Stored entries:
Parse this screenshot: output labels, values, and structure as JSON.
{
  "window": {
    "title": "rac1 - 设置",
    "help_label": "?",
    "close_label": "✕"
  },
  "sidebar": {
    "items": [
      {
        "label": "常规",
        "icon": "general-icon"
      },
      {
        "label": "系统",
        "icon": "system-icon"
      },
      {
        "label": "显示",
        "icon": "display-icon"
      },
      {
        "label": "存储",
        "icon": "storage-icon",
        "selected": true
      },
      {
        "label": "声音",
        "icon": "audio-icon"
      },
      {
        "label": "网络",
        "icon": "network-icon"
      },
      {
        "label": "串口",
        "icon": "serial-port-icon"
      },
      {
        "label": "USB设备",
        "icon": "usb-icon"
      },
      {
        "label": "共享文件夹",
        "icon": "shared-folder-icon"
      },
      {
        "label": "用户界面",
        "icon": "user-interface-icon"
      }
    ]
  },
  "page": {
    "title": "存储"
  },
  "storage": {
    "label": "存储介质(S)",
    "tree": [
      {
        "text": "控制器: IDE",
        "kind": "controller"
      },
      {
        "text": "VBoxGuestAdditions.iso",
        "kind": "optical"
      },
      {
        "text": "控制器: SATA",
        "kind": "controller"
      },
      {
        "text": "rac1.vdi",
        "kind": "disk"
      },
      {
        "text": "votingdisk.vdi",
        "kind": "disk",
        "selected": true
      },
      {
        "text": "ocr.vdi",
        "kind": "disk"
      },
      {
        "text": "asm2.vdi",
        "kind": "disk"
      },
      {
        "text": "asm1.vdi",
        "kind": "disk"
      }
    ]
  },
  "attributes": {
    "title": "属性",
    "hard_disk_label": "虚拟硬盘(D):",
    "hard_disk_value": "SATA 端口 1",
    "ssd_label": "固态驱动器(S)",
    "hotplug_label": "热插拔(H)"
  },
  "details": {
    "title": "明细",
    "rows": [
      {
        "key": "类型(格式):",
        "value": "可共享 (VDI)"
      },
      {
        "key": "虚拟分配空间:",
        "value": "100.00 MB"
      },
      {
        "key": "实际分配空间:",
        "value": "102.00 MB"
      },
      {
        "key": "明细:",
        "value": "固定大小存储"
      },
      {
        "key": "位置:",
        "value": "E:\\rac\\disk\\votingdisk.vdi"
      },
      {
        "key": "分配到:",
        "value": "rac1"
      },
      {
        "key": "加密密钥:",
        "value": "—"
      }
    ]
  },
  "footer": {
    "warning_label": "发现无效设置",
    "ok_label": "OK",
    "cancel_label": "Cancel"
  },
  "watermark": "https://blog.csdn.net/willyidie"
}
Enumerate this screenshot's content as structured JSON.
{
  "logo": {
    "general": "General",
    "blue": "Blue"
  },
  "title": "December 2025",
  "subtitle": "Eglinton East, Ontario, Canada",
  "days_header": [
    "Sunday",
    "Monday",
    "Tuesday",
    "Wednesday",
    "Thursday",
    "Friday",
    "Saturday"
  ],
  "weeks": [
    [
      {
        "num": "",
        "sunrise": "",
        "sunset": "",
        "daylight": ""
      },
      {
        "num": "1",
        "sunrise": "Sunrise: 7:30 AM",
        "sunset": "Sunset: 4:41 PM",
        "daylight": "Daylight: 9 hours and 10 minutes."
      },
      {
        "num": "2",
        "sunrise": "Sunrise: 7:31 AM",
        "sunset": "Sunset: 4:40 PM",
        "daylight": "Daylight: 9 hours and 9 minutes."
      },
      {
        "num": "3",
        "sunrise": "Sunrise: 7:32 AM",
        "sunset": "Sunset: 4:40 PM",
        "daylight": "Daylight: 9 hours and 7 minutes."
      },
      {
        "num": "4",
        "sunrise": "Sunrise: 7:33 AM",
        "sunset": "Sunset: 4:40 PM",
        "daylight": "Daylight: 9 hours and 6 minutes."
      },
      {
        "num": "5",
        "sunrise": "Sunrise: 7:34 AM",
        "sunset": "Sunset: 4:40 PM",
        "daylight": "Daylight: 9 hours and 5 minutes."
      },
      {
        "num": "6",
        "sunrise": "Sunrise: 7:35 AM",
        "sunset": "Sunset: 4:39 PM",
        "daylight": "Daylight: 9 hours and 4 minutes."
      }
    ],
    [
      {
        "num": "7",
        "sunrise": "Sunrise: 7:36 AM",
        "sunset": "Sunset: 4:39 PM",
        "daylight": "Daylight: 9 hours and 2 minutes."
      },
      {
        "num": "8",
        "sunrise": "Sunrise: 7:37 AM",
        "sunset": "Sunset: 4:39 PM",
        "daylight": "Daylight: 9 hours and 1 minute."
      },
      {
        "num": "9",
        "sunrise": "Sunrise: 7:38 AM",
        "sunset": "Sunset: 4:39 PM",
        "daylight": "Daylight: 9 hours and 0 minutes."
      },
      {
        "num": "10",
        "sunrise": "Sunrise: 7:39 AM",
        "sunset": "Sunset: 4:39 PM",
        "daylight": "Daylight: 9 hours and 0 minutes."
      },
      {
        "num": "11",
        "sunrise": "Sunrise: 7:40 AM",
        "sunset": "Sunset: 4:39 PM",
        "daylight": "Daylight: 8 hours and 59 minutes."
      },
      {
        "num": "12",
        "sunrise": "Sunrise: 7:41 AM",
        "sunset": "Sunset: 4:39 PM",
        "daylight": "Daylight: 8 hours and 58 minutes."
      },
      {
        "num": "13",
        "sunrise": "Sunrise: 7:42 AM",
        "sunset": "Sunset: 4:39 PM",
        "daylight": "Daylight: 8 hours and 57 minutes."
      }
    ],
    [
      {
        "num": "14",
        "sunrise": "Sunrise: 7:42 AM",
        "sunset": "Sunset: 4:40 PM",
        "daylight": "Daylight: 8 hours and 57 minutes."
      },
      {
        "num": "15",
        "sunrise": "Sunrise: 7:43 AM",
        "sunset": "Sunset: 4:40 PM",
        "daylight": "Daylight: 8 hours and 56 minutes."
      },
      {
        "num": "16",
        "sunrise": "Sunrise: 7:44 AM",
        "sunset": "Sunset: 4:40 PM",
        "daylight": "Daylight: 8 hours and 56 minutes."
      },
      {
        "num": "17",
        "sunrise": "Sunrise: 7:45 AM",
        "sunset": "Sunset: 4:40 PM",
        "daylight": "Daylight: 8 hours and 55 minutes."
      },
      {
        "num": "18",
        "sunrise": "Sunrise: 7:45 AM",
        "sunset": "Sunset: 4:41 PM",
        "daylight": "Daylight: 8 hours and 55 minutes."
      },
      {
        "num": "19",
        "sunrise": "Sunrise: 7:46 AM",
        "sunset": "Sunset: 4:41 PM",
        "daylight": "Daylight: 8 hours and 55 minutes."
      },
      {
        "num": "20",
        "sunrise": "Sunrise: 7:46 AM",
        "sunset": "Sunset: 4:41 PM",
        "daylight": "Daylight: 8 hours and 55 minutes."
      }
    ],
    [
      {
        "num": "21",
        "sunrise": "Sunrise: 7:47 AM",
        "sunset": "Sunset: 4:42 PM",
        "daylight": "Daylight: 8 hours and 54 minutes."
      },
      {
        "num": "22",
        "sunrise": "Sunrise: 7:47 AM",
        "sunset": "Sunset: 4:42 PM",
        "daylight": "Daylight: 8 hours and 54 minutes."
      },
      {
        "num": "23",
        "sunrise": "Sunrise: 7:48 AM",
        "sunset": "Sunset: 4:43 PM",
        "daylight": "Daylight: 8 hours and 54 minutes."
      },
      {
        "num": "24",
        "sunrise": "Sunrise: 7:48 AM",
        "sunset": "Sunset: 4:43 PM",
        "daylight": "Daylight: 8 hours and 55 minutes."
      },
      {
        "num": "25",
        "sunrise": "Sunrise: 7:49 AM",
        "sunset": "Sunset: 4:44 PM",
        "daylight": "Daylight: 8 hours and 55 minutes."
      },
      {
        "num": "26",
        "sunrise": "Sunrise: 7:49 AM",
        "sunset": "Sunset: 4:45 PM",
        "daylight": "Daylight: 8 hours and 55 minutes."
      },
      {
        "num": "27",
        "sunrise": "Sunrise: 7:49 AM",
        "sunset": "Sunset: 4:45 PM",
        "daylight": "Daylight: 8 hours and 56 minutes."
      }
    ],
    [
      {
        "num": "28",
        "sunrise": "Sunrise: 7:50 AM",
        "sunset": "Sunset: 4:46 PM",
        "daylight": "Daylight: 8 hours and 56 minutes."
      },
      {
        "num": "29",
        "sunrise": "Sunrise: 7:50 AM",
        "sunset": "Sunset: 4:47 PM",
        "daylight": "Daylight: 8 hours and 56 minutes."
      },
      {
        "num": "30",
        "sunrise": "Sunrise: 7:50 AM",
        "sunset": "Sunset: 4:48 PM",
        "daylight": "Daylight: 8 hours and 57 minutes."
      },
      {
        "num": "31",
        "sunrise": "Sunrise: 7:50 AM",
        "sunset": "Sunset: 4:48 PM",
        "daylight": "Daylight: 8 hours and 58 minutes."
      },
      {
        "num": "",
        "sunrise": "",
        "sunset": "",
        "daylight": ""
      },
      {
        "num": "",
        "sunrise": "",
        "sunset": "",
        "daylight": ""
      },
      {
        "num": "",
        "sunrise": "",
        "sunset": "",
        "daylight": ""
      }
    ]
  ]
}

[PROBLEM] Work out the number of lines in this listing that include the word "icon". Reply with that number only.

[EXPECTED ANSWER] 10